(Dataset entries on figures)
>> Begin
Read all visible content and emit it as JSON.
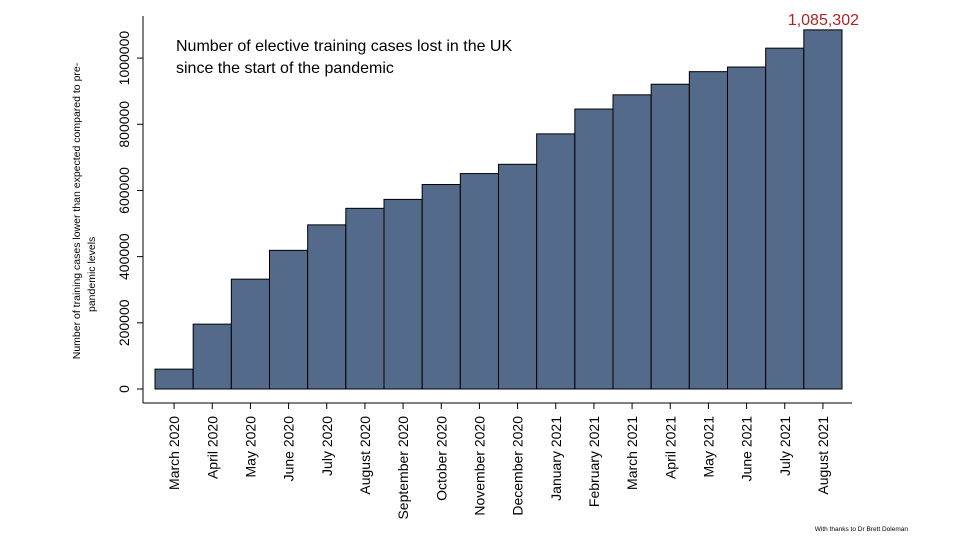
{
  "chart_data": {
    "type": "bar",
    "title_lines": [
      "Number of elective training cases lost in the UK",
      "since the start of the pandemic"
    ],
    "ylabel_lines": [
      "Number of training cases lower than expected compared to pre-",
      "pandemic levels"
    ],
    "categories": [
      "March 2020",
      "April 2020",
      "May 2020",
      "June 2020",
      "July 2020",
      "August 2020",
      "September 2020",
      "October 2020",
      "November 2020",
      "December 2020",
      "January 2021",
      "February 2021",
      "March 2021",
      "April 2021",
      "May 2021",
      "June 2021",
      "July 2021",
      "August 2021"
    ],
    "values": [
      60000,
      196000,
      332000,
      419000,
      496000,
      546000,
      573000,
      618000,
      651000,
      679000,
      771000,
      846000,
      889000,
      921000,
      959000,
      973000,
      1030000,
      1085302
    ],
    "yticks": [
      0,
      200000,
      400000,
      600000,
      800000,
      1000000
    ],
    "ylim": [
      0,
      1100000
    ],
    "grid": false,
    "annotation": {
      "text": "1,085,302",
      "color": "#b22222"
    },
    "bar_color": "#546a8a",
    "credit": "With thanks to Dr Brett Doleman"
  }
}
>> End
>> Begin
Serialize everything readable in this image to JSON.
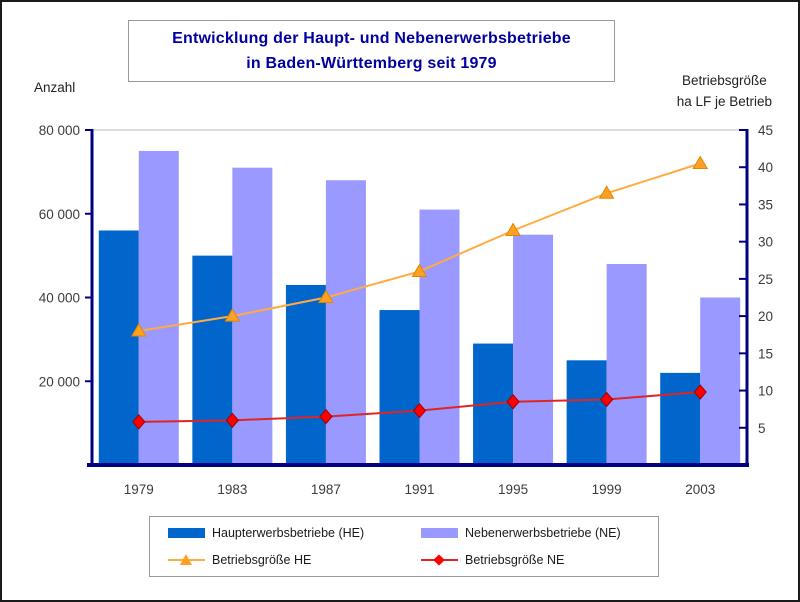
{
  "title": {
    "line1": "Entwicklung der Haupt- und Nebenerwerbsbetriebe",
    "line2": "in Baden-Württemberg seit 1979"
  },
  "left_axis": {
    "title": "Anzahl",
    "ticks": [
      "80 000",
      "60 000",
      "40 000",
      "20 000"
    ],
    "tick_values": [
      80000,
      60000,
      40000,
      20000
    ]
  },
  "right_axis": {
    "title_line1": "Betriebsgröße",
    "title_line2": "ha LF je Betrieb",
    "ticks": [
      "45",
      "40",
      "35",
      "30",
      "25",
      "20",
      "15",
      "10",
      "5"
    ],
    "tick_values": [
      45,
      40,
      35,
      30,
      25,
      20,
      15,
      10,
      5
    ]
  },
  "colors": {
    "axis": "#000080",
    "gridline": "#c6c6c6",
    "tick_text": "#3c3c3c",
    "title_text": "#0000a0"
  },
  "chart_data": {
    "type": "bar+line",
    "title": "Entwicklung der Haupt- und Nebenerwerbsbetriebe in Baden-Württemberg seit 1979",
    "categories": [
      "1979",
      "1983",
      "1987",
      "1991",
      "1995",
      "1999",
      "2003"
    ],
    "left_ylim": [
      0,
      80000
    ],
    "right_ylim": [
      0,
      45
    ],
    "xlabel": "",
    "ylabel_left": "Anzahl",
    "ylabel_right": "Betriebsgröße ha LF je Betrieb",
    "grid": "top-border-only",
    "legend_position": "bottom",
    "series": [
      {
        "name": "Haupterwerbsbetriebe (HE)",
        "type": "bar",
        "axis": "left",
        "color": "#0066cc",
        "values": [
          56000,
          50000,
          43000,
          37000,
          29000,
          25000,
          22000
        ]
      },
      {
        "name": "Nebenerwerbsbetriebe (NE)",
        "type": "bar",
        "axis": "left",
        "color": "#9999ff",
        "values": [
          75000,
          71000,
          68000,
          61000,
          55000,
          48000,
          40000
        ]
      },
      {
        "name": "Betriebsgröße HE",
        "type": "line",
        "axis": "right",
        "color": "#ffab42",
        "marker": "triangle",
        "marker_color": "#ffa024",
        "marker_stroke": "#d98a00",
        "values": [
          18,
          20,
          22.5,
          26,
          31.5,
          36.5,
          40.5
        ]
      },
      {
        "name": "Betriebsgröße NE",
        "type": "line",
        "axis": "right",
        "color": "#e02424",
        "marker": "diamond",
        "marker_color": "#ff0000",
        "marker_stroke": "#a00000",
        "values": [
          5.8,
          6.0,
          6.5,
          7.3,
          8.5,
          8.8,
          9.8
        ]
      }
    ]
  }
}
>> End
>> Begin
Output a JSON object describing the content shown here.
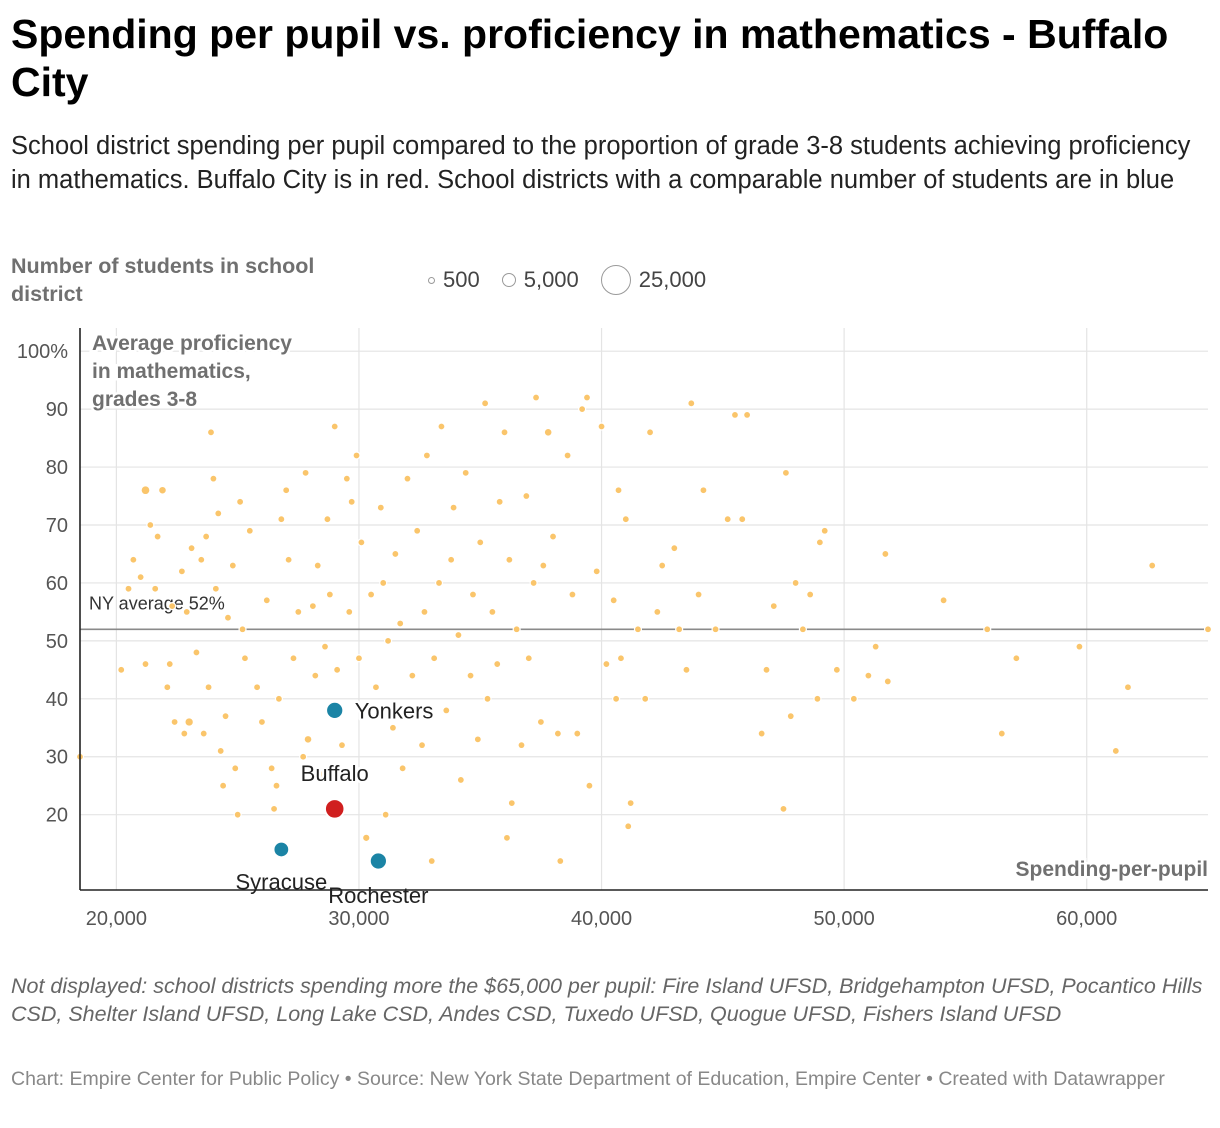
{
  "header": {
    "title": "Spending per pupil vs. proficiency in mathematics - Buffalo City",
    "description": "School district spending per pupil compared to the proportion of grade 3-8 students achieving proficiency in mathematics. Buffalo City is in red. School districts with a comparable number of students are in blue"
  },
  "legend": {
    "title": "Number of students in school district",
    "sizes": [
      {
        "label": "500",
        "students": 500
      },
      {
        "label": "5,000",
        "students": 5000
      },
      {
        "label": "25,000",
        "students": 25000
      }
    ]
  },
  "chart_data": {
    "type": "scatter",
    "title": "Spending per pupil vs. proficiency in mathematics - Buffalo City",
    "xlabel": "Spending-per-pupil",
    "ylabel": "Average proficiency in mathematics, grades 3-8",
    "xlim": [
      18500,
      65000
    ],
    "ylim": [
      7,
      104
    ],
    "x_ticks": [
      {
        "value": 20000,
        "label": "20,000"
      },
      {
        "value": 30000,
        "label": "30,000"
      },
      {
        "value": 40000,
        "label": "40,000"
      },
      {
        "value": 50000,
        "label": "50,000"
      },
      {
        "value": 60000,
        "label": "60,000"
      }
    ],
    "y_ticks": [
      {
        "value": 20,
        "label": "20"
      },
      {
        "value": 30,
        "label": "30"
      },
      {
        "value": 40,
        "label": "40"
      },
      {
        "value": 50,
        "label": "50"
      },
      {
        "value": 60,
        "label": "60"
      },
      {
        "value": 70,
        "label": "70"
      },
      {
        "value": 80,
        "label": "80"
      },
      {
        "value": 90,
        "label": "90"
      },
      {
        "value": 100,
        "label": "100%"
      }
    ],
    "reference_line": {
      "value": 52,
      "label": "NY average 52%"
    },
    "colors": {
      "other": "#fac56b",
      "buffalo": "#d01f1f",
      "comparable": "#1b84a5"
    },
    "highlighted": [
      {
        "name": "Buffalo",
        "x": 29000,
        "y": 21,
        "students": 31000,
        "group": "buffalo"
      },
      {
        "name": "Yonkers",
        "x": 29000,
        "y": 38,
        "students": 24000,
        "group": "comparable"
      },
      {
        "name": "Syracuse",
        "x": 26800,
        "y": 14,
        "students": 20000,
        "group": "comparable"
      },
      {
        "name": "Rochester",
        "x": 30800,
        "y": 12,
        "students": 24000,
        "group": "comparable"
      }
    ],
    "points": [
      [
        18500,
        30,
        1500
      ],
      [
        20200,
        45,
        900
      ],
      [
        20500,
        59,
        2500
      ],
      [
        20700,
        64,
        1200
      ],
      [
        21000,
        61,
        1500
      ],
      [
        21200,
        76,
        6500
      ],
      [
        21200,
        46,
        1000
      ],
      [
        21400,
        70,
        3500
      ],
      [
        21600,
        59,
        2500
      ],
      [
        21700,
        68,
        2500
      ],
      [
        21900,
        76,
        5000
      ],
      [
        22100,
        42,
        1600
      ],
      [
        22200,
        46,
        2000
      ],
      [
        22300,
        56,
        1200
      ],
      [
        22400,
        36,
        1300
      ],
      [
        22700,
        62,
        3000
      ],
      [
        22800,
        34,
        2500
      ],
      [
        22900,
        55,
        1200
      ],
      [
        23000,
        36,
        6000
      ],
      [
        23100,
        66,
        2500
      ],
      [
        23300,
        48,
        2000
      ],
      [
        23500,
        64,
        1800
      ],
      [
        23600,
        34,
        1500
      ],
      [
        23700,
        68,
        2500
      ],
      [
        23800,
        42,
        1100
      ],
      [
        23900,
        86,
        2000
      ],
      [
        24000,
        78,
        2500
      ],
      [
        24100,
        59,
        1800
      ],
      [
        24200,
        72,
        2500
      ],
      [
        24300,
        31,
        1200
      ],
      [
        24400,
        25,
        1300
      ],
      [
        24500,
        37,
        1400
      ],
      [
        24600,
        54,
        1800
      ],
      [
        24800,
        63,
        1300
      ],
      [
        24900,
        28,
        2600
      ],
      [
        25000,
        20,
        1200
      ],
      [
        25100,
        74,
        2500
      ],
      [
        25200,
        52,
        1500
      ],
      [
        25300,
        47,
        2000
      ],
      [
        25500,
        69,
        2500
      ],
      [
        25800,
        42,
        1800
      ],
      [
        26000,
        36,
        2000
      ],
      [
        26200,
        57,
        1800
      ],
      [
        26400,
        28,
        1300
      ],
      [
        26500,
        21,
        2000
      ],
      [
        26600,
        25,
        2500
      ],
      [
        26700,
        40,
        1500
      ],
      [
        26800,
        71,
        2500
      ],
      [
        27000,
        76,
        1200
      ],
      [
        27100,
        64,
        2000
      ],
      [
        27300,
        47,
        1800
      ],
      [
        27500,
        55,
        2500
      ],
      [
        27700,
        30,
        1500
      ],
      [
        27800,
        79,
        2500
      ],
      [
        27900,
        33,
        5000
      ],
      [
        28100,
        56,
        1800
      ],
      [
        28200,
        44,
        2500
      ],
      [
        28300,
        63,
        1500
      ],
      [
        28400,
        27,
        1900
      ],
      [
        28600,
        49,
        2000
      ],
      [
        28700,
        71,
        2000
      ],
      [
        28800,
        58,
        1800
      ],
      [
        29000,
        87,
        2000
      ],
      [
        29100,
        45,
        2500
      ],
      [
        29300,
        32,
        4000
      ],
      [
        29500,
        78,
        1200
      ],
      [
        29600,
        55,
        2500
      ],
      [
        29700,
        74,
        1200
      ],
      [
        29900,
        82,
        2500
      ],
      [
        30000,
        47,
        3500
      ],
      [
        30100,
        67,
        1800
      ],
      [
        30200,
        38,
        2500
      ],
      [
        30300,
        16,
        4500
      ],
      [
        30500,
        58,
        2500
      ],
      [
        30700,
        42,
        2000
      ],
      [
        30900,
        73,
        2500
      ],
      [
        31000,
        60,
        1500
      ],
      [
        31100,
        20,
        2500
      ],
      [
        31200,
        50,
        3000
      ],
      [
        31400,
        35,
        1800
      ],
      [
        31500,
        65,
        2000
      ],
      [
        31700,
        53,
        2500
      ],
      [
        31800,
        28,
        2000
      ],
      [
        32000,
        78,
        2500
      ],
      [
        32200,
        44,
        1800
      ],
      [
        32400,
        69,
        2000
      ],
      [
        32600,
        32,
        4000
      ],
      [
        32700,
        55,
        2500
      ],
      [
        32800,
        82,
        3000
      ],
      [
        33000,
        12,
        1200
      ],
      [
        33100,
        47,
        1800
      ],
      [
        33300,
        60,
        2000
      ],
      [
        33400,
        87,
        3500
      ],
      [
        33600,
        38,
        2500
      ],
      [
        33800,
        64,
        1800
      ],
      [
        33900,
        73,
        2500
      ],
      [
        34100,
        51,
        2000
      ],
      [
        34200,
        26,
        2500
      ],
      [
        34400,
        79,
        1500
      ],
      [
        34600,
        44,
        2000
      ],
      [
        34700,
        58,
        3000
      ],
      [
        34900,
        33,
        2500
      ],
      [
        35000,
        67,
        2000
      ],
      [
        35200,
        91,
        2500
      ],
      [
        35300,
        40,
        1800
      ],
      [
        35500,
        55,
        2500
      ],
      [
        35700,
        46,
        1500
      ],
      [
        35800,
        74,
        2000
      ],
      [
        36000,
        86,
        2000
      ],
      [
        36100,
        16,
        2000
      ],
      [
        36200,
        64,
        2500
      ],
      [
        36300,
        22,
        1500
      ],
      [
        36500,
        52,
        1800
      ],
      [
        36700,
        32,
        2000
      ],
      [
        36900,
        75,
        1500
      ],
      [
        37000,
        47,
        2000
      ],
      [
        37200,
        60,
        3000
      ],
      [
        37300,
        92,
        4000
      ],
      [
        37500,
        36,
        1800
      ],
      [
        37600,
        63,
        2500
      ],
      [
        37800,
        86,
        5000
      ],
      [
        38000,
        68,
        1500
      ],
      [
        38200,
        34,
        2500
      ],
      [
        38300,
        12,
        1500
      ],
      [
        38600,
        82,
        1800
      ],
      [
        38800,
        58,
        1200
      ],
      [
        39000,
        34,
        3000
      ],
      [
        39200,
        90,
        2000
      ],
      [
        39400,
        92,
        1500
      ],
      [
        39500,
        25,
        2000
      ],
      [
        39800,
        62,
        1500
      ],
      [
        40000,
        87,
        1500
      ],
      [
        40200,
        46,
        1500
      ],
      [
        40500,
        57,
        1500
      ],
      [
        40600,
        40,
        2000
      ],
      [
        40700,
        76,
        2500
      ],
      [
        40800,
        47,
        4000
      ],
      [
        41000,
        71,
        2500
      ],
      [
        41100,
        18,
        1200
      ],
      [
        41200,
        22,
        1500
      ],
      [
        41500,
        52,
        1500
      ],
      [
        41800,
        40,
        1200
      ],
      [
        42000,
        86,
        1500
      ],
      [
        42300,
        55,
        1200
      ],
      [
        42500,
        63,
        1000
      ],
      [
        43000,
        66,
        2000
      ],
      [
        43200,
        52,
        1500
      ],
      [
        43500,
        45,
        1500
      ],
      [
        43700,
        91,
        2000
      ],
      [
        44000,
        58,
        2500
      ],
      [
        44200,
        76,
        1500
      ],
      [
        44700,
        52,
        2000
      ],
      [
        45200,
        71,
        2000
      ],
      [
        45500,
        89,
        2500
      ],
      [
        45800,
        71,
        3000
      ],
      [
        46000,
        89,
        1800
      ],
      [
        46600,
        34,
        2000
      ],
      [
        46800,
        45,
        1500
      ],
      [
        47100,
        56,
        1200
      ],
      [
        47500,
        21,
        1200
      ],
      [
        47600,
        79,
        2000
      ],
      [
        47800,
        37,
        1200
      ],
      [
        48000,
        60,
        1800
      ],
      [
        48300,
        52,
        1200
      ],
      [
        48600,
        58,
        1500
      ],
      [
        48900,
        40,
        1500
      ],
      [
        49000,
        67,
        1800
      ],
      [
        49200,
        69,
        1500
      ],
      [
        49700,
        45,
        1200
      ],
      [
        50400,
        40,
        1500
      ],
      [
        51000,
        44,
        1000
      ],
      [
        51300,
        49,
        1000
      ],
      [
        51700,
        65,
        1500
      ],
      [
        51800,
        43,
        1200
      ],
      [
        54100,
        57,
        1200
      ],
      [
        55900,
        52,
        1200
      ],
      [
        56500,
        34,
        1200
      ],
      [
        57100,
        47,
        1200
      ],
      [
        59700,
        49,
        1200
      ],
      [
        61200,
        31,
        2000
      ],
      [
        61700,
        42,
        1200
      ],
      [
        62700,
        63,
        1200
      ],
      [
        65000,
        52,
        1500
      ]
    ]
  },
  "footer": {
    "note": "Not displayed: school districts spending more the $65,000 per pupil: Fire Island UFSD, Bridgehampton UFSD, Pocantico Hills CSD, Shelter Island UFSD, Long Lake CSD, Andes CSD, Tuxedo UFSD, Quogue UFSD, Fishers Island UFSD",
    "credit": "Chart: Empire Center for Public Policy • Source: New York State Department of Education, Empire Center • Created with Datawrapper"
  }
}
>> End
- **Task instructions**
Scan the data above and copy every line with "compared" in it.

- **The output**
      "Number of training cases lower than expected compared to pre-",
    "description": "School district spending per pupil compared to the proportion of grade 3-8 students achieving proficiency in mathematics. Buffalo City is in red. School districts with a comparable number of students are in blue"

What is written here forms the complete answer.